Show each line that has the string "Okhotsk" in it.

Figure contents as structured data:
= = = =

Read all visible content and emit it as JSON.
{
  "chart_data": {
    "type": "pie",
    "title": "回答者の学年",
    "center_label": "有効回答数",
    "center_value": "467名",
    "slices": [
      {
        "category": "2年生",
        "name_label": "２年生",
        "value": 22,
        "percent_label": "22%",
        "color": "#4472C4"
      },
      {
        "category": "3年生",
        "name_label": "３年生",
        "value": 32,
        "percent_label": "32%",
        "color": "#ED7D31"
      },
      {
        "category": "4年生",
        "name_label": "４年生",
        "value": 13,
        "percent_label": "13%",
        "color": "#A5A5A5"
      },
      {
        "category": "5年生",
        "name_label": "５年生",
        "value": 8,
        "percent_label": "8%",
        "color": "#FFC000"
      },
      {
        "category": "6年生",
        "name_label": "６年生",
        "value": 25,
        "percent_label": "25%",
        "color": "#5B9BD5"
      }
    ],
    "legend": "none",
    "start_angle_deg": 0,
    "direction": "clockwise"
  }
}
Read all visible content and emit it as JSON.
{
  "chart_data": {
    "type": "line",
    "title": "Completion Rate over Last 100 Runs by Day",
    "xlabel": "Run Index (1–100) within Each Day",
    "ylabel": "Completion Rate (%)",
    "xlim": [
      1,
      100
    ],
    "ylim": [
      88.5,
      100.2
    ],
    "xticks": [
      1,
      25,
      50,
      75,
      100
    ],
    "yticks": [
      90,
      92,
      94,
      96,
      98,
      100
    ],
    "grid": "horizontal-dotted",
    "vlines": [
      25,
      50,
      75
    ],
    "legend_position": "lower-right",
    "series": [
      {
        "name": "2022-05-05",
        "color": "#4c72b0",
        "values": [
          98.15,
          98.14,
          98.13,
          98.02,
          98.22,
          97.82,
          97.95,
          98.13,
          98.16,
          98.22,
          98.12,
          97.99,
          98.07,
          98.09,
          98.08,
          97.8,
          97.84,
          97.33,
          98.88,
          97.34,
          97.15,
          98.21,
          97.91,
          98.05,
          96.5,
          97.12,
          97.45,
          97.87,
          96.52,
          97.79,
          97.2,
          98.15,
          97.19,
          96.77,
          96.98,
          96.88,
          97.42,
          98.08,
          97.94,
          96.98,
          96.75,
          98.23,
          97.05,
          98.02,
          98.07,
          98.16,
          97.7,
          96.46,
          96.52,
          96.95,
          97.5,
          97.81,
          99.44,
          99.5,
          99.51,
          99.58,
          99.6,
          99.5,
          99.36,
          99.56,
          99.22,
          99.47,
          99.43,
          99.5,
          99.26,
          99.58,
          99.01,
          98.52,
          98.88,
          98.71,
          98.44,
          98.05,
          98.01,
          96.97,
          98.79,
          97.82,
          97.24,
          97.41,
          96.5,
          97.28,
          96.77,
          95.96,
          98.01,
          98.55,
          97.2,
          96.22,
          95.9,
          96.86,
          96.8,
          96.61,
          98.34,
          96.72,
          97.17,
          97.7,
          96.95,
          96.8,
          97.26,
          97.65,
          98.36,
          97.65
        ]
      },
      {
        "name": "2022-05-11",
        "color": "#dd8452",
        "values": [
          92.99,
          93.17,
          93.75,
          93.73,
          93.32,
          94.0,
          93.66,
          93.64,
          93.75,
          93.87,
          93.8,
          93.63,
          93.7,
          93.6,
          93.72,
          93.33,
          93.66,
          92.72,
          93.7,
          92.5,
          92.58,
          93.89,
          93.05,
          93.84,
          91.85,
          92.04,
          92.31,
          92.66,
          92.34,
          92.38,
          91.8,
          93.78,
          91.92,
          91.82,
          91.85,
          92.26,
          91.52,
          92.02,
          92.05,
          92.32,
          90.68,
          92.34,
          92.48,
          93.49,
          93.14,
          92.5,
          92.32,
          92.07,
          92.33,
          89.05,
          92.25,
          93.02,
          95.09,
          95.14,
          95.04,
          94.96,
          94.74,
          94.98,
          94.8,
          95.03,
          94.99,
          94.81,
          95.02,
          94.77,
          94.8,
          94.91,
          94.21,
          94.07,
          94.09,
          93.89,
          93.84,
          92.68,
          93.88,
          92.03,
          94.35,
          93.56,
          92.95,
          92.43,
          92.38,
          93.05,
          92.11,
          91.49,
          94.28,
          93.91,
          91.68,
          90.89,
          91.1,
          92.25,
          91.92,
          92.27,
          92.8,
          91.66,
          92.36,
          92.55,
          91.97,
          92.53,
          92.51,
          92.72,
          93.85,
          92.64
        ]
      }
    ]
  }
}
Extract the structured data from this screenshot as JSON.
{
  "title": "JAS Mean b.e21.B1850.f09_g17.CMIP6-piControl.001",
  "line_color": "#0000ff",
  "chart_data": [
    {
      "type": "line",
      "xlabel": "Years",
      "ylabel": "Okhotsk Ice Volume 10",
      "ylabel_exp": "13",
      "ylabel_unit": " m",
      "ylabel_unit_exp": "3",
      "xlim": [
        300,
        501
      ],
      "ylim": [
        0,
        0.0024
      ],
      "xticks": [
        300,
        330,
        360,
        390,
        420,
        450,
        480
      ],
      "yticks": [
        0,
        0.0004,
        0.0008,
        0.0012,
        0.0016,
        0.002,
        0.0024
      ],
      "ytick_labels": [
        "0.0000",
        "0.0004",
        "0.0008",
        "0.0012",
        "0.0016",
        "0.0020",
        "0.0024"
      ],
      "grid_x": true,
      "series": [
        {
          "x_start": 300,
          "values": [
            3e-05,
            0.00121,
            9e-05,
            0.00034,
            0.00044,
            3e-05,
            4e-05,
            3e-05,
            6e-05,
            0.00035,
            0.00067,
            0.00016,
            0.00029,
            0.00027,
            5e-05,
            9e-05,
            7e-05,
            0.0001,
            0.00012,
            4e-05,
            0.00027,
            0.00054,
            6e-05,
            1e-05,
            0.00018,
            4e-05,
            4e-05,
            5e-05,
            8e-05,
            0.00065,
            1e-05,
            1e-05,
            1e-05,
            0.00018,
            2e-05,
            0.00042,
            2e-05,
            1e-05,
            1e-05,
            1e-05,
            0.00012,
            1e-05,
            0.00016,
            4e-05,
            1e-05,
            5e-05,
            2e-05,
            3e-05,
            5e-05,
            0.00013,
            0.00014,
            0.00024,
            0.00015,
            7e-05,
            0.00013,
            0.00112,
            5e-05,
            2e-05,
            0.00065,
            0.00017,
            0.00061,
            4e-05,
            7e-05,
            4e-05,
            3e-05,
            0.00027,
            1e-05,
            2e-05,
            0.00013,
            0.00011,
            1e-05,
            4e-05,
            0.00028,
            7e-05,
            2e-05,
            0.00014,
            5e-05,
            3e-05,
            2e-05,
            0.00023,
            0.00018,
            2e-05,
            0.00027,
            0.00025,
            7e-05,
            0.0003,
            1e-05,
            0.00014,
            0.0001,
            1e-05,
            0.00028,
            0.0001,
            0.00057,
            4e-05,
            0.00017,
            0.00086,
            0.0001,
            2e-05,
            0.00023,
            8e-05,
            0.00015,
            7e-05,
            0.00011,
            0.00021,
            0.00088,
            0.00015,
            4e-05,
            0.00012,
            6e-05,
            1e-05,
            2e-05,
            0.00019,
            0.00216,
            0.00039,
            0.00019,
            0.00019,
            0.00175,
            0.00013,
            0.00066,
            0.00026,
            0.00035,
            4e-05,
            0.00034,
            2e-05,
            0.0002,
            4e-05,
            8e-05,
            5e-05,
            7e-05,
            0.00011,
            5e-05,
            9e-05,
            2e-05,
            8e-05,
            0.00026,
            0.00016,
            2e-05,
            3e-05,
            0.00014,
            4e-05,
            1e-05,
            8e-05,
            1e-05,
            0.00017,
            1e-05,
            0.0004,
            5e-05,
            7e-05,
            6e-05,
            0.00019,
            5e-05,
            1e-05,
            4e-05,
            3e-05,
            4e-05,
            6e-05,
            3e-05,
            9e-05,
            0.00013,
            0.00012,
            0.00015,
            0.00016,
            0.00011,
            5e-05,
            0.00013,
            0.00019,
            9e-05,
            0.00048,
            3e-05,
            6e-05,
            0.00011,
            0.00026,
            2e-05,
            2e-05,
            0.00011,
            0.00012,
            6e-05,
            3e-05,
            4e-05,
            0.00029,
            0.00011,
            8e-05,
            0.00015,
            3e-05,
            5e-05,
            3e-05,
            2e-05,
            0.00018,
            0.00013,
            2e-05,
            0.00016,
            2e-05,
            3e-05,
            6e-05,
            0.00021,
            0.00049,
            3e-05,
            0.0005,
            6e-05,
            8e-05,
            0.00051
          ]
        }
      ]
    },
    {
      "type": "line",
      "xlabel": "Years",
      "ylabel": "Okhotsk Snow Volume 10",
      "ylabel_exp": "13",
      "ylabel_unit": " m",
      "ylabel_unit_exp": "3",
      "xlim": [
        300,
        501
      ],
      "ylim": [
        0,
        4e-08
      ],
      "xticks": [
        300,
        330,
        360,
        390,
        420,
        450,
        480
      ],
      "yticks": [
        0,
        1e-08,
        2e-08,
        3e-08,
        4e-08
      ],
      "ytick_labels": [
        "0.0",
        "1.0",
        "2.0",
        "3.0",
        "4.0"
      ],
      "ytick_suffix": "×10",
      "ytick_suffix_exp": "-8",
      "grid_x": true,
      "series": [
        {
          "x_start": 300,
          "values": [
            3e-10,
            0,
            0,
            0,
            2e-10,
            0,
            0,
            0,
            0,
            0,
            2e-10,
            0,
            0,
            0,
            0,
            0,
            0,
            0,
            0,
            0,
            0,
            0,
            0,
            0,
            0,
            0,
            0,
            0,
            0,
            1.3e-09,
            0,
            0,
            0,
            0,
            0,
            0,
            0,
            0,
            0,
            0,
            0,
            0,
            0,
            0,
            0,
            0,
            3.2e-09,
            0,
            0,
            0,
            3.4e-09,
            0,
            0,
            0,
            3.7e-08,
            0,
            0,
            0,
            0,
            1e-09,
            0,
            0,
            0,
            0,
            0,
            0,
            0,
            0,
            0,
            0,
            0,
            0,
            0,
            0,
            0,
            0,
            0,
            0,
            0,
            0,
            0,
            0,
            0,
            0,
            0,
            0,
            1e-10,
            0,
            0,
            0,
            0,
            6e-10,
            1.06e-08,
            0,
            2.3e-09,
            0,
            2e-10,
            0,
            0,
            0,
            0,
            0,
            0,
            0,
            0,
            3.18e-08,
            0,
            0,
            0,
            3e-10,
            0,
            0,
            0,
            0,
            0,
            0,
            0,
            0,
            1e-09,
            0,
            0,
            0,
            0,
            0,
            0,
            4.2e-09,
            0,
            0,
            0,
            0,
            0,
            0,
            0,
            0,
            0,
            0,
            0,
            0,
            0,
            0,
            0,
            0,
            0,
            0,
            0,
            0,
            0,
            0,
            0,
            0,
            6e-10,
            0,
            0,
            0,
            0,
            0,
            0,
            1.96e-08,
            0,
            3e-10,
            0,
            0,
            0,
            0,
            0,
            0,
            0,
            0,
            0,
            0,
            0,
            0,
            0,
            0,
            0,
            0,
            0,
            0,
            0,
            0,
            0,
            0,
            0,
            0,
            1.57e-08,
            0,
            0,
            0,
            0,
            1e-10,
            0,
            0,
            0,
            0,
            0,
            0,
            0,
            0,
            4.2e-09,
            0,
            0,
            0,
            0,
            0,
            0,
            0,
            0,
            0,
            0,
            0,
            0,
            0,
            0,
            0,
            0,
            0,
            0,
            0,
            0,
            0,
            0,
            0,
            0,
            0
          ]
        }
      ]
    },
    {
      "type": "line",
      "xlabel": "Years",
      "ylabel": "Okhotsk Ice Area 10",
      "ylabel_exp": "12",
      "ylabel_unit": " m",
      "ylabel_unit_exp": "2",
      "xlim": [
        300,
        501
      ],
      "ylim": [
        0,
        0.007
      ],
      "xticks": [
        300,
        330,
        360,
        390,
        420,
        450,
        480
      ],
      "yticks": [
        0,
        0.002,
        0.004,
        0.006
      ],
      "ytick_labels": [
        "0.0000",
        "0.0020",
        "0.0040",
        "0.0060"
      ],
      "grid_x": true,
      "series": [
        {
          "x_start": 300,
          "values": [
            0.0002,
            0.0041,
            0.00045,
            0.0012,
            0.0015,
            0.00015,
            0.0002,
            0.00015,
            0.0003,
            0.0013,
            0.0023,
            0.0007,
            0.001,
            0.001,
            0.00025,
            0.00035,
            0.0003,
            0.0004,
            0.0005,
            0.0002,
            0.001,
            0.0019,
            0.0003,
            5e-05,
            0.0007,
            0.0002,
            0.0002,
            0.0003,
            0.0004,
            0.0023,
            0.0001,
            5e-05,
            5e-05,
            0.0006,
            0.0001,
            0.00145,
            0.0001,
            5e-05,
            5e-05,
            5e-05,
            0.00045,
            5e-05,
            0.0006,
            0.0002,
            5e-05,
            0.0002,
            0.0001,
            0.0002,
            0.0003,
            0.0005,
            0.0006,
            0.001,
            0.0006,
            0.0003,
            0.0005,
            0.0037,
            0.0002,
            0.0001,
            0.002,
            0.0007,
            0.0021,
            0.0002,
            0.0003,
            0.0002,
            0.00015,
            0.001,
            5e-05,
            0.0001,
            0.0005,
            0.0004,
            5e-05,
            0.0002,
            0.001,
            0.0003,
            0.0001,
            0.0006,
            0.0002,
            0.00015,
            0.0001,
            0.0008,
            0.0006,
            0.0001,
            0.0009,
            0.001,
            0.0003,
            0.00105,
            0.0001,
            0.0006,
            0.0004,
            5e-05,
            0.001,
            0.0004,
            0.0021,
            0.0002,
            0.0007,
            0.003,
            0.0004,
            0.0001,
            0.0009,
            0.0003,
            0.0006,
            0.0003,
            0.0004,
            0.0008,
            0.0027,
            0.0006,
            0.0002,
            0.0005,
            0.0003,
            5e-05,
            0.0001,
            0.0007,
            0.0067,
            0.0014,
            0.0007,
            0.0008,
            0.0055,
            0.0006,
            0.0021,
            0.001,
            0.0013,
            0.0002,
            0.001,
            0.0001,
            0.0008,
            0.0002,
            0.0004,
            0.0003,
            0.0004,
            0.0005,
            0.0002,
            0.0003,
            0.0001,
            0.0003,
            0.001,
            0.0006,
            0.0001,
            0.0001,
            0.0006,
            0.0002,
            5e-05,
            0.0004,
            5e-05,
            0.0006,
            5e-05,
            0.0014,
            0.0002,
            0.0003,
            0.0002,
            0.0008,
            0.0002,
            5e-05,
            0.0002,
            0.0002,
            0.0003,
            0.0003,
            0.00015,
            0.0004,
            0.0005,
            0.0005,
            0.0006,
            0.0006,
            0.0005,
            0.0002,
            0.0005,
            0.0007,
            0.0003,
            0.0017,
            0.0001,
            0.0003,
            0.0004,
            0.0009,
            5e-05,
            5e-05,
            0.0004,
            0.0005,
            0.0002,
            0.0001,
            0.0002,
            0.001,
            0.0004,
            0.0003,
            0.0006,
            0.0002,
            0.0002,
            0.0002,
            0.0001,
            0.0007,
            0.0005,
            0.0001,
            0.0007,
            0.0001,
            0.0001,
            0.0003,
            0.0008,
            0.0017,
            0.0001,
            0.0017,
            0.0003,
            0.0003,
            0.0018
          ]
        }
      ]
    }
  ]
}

= = = =

» **TASK RESPONSE**
      "ylabel": "Okhotsk Ice Volume 10",
      "ylabel": "Okhotsk Snow Volume 10",
      "ylabel": "Okhotsk Ice Area 10",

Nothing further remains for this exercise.